Copy out everything from the start of the items down to the line containing "data-point bbox=[484, 296, 494, 307]", with that line included, keeping every character as it appears.
#### Entries
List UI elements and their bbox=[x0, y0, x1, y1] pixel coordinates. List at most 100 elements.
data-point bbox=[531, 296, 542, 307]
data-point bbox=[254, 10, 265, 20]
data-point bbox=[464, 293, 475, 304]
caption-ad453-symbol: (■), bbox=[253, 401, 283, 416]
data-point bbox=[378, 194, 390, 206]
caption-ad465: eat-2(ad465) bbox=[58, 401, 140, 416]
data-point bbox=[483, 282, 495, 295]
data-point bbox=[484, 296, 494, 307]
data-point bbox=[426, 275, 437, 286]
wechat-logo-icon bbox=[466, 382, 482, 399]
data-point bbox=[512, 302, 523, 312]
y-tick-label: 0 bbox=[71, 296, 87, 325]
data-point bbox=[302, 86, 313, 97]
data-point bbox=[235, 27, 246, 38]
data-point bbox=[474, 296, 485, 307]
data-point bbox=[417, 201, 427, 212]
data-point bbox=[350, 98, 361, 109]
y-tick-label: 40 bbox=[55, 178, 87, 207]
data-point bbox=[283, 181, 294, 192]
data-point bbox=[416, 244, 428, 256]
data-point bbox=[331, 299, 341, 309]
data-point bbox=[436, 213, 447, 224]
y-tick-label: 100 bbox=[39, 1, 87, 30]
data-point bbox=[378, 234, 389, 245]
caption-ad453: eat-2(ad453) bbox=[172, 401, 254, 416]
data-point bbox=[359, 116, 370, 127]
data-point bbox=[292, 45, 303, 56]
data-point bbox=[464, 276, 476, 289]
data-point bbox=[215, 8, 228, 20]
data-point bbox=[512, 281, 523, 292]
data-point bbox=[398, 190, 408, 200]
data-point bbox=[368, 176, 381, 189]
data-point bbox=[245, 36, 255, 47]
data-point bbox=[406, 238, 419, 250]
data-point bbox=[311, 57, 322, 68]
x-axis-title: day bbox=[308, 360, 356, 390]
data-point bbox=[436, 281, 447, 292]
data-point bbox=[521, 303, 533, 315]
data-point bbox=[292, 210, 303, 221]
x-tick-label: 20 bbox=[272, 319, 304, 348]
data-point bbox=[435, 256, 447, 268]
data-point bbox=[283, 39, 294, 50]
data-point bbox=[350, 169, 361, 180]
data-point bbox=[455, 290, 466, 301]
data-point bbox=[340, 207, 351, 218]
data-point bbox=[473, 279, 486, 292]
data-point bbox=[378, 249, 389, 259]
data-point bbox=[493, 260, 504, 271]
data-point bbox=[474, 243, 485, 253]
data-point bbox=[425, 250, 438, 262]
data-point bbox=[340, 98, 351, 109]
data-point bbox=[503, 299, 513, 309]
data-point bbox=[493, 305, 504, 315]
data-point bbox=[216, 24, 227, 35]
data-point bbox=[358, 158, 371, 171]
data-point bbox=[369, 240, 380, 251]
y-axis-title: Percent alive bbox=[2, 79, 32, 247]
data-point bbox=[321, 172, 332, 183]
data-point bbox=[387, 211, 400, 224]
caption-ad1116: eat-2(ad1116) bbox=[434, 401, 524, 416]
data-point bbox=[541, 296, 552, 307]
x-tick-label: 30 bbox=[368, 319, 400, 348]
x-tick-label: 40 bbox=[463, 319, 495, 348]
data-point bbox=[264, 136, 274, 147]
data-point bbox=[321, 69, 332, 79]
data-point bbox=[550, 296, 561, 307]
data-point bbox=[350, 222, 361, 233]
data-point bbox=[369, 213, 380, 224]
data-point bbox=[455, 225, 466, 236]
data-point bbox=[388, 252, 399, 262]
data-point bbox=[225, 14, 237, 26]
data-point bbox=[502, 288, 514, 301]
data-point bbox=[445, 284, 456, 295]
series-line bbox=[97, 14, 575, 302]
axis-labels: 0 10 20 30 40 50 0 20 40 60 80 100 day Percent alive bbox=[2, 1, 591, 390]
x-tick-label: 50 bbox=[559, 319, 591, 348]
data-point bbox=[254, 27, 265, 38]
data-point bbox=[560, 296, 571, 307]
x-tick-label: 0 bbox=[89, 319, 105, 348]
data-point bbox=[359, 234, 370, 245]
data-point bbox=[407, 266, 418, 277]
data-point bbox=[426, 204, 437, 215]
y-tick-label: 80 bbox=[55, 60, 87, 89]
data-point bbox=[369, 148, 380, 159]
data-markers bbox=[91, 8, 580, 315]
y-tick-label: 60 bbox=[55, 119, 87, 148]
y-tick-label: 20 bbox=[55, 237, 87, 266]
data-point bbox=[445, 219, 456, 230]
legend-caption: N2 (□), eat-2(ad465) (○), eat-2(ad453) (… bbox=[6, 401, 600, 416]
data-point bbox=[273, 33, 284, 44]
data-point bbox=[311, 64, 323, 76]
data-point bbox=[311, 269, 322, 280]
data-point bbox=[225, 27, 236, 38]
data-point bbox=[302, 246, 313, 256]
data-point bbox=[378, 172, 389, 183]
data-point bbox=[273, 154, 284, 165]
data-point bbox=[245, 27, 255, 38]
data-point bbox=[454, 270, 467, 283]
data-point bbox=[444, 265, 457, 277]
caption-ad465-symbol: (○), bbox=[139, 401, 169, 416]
########
Problem solution
List UI elements and their bbox=[x0, y0, x1, y1] pixel coordinates. List at most 100 elements.
data-point bbox=[531, 296, 542, 307]
data-point bbox=[254, 10, 265, 20]
data-point bbox=[464, 293, 475, 304]
caption-ad453-symbol: (■), bbox=[253, 401, 283, 416]
data-point bbox=[378, 194, 390, 206]
caption-ad465: eat-2(ad465) bbox=[58, 401, 140, 416]
data-point bbox=[483, 282, 495, 295]
data-point bbox=[484, 296, 494, 307]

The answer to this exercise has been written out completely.